━━━ Given entries ━━━

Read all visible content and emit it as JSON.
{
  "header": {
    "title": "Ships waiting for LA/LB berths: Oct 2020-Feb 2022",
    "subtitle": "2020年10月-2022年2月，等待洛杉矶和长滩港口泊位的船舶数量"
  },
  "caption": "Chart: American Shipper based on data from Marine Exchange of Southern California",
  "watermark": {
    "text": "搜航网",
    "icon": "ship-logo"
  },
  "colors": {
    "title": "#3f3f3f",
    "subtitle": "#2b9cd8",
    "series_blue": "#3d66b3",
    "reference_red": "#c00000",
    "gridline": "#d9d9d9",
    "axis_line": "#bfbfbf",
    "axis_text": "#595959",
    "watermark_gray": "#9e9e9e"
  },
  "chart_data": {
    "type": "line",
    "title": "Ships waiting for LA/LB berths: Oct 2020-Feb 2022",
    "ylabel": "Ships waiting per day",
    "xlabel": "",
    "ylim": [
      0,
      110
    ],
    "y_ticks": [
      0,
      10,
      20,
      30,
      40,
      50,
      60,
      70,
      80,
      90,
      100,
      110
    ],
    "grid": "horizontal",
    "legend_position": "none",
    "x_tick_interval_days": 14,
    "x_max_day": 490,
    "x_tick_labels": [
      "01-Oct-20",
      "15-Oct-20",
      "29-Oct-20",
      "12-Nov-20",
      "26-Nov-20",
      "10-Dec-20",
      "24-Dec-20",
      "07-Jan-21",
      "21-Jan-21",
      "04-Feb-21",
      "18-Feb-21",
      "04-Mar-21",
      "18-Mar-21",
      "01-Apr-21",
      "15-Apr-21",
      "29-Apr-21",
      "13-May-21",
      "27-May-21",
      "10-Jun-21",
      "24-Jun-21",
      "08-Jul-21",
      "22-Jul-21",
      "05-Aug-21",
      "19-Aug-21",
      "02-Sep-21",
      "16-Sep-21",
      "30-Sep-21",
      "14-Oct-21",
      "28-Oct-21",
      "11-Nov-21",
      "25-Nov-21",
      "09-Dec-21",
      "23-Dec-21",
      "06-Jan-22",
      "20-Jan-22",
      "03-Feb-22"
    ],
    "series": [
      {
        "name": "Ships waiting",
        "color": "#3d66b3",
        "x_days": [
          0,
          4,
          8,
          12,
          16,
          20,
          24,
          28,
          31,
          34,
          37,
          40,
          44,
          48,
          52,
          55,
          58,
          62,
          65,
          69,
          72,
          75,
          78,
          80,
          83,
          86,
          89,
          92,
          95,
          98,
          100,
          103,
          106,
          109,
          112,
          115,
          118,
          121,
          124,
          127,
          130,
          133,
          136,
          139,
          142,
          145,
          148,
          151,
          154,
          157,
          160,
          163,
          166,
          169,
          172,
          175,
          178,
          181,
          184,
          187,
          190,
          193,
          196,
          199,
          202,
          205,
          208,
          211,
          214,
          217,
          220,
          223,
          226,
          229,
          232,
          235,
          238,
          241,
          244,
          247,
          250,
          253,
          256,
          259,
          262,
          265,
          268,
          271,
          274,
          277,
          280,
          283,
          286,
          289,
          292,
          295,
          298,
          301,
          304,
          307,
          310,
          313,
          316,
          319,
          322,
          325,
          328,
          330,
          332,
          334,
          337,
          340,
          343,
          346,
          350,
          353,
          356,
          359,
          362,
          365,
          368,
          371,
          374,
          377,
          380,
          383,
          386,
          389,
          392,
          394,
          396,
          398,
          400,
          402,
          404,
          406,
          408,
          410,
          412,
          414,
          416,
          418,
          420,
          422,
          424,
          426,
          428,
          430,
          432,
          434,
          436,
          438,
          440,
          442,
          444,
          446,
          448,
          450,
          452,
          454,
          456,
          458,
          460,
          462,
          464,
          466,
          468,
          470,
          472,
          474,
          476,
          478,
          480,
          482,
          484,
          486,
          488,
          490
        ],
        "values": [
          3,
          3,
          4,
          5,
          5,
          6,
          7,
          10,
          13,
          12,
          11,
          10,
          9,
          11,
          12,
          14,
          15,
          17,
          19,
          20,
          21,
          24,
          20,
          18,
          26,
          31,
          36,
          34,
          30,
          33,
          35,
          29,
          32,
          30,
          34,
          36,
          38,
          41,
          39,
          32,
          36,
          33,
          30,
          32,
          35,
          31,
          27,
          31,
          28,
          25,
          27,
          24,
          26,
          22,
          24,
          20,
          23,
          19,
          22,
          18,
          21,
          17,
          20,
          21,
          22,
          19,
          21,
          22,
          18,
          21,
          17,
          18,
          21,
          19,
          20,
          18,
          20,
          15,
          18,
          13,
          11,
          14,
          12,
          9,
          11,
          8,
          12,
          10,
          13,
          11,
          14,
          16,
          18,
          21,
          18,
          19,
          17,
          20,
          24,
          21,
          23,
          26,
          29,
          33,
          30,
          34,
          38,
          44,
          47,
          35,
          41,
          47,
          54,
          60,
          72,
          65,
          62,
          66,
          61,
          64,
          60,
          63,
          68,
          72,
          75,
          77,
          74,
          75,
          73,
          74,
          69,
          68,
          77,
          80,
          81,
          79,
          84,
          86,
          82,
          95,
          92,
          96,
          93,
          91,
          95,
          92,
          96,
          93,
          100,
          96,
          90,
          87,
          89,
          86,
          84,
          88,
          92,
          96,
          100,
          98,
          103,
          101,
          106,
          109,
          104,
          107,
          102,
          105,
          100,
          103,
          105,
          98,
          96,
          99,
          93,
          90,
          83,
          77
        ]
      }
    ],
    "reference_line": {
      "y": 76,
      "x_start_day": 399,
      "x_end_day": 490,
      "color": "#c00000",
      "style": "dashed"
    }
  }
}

━━━

- Instruction: Copy all data exactly, start to finish.

- Written response:
Read all visible content and emit it as JSON.
{
  "header": {
    "title": "Ships waiting for LA/LB berths: Oct 2020-Feb 2022",
    "subtitle": "2020年10月-2022年2月，等待洛杉矶和长滩港口泊位的船舶数量"
  },
  "caption": "Chart: American Shipper based on data from Marine Exchange of Southern California",
  "watermark": {
    "text": "搜航网",
    "icon": "ship-logo"
  },
  "colors": {
    "title": "#3f3f3f",
    "subtitle": "#2b9cd8",
    "series_blue": "#3d66b3",
    "reference_red": "#c00000",
    "gridline": "#d9d9d9",
    "axis_line": "#bfbfbf",
    "axis_text": "#595959",
    "watermark_gray": "#9e9e9e"
  },
  "chart_data": {
    "type": "line",
    "title": "Ships waiting for LA/LB berths: Oct 2020-Feb 2022",
    "ylabel": "Ships waiting per day",
    "xlabel": "",
    "ylim": [
      0,
      110
    ],
    "y_ticks": [
      0,
      10,
      20,
      30,
      40,
      50,
      60,
      70,
      80,
      90,
      100,
      110
    ],
    "grid": "horizontal",
    "legend_position": "none",
    "x_tick_interval_days": 14,
    "x_max_day": 490,
    "x_tick_labels": [
      "01-Oct-20",
      "15-Oct-20",
      "29-Oct-20",
      "12-Nov-20",
      "26-Nov-20",
      "10-Dec-20",
      "24-Dec-20",
      "07-Jan-21",
      "21-Jan-21",
      "04-Feb-21",
      "18-Feb-21",
      "04-Mar-21",
      "18-Mar-21",
      "01-Apr-21",
      "15-Apr-21",
      "29-Apr-21",
      "13-May-21",
      "27-May-21",
      "10-Jun-21",
      "24-Jun-21",
      "08-Jul-21",
      "22-Jul-21",
      "05-Aug-21",
      "19-Aug-21",
      "02-Sep-21",
      "16-Sep-21",
      "30-Sep-21",
      "14-Oct-21",
      "28-Oct-21",
      "11-Nov-21",
      "25-Nov-21",
      "09-Dec-21",
      "23-Dec-21",
      "06-Jan-22",
      "20-Jan-22",
      "03-Feb-22"
    ],
    "series": [
      {
        "name": "Ships waiting",
        "color": "#3d66b3",
        "x_days": [
          0,
          4,
          8,
          12,
          16,
          20,
          24,
          28,
          31,
          34,
          37,
          40,
          44,
          48,
          52,
          55,
          58,
          62,
          65,
          69,
          72,
          75,
          78,
          80,
          83,
          86,
          89,
          92,
          95,
          98,
          100,
          103,
          106,
          109,
          112,
          115,
          118,
          121,
          124,
          127,
          130,
          133,
          136,
          139,
          142,
          145,
          148,
          151,
          154,
          157,
          160,
          163,
          166,
          169,
          172,
          175,
          178,
          181,
          184,
          187,
          190,
          193,
          196,
          199,
          202,
          205,
          208,
          211,
          214,
          217,
          220,
          223,
          226,
          229,
          232,
          235,
          238,
          241,
          244,
          247,
          250,
          253,
          256,
          259,
          262,
          265,
          268,
          271,
          274,
          277,
          280,
          283,
          286,
          289,
          292,
          295,
          298,
          301,
          304,
          307,
          310,
          313,
          316,
          319,
          322,
          325,
          328,
          330,
          332,
          334,
          337,
          340,
          343,
          346,
          350,
          353,
          356,
          359,
          362,
          365,
          368,
          371,
          374,
          377,
          380,
          383,
          386,
          389,
          392,
          394,
          396,
          398,
          400,
          402,
          404,
          406,
          408,
          410,
          412,
          414,
          416,
          418,
          420,
          422,
          424,
          426,
          428,
          430,
          432,
          434,
          436,
          438,
          440,
          442,
          444,
          446,
          448,
          450,
          452,
          454,
          456,
          458,
          460,
          462,
          464,
          466,
          468,
          470,
          472,
          474,
          476,
          478,
          480,
          482,
          484,
          486,
          488,
          490
        ],
        "values": [
          3,
          3,
          4,
          5,
          5,
          6,
          7,
          10,
          13,
          12,
          11,
          10,
          9,
          11,
          12,
          14,
          15,
          17,
          19,
          20,
          21,
          24,
          20,
          18,
          26,
          31,
          36,
          34,
          30,
          33,
          35,
          29,
          32,
          30,
          34,
          36,
          38,
          41,
          39,
          32,
          36,
          33,
          30,
          32,
          35,
          31,
          27,
          31,
          28,
          25,
          27,
          24,
          26,
          22,
          24,
          20,
          23,
          19,
          22,
          18,
          21,
          17,
          20,
          21,
          22,
          19,
          21,
          22,
          18,
          21,
          17,
          18,
          21,
          19,
          20,
          18,
          20,
          15,
          18,
          13,
          11,
          14,
          12,
          9,
          11,
          8,
          12,
          10,
          13,
          11,
          14,
          16,
          18,
          21,
          18,
          19,
          17,
          20,
          24,
          21,
          23,
          26,
          29,
          33,
          30,
          34,
          38,
          44,
          47,
          35,
          41,
          47,
          54,
          60,
          72,
          65,
          62,
          66,
          61,
          64,
          60,
          63,
          68,
          72,
          75,
          77,
          74,
          75,
          73,
          74,
          69,
          68,
          77,
          80,
          81,
          79,
          84,
          86,
          82,
          95,
          92,
          96,
          93,
          91,
          95,
          92,
          96,
          93,
          100,
          96,
          90,
          87,
          89,
          86,
          84,
          88,
          92,
          96,
          100,
          98,
          103,
          101,
          106,
          109,
          104,
          107,
          102,
          105,
          100,
          103,
          105,
          98,
          96,
          99,
          93,
          90,
          83,
          77
        ]
      }
    ],
    "reference_line": {
      "y": 76,
      "x_start_day": 399,
      "x_end_day": 490,
      "color": "#c00000",
      "style": "dashed"
    }
  }
}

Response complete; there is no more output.